[Extracted records]
__________

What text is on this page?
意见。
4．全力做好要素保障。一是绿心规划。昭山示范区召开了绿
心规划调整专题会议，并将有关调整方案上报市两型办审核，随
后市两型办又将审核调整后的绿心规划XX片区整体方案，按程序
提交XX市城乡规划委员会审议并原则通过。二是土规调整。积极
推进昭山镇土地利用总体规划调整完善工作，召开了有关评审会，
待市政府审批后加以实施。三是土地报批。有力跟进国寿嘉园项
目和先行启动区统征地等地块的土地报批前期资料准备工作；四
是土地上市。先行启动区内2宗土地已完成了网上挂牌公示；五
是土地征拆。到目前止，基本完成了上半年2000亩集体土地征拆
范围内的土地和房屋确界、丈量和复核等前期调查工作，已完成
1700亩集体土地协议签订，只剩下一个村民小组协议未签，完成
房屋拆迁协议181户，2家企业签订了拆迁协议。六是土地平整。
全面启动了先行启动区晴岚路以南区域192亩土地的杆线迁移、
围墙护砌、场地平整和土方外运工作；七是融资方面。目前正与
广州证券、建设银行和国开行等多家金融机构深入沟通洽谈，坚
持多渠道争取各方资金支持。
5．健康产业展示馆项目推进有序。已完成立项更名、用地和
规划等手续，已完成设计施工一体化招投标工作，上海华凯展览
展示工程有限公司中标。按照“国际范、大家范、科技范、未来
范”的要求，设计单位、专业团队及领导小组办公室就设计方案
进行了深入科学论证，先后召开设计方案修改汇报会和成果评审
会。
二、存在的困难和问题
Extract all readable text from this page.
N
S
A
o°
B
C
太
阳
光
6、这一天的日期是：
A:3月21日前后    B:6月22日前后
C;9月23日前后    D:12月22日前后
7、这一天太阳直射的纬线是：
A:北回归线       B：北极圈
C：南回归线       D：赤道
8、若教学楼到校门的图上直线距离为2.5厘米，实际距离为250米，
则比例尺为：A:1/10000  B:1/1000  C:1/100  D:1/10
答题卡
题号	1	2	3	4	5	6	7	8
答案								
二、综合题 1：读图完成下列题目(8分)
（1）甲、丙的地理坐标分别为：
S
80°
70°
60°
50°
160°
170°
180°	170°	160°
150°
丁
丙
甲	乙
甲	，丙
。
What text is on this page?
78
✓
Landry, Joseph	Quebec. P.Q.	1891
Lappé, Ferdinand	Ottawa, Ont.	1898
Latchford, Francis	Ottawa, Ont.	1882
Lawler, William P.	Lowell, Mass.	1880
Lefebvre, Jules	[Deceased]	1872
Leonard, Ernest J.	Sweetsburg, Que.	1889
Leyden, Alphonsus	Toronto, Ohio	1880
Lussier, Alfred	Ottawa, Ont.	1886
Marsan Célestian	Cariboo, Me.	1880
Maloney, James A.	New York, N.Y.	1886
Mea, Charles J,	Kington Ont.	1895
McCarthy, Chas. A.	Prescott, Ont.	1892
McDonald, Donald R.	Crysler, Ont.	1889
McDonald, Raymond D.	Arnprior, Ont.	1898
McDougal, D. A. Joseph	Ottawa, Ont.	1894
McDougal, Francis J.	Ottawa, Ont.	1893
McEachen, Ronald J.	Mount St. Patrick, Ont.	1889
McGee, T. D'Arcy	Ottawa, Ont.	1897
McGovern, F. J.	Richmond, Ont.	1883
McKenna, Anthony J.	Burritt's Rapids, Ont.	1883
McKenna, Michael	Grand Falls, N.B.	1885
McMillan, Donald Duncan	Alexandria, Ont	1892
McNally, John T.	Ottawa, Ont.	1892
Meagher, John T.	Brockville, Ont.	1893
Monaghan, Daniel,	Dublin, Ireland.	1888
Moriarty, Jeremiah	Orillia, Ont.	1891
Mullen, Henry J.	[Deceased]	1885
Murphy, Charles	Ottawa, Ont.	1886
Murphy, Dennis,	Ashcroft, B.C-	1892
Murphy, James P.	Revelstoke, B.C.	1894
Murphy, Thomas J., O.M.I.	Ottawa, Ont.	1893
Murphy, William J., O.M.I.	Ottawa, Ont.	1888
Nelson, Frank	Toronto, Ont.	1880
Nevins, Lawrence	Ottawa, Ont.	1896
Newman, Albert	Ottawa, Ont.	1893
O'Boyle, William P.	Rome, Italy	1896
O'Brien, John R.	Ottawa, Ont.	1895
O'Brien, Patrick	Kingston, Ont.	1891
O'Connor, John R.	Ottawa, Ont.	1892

__________

Work to do ->
Pull every line containing "Joseph" from the material above.

The reply ->
Landry, Joseph	Quebec. P.Q.	1891
McDougal, D. A. Joseph	Ottawa, Ont.	1894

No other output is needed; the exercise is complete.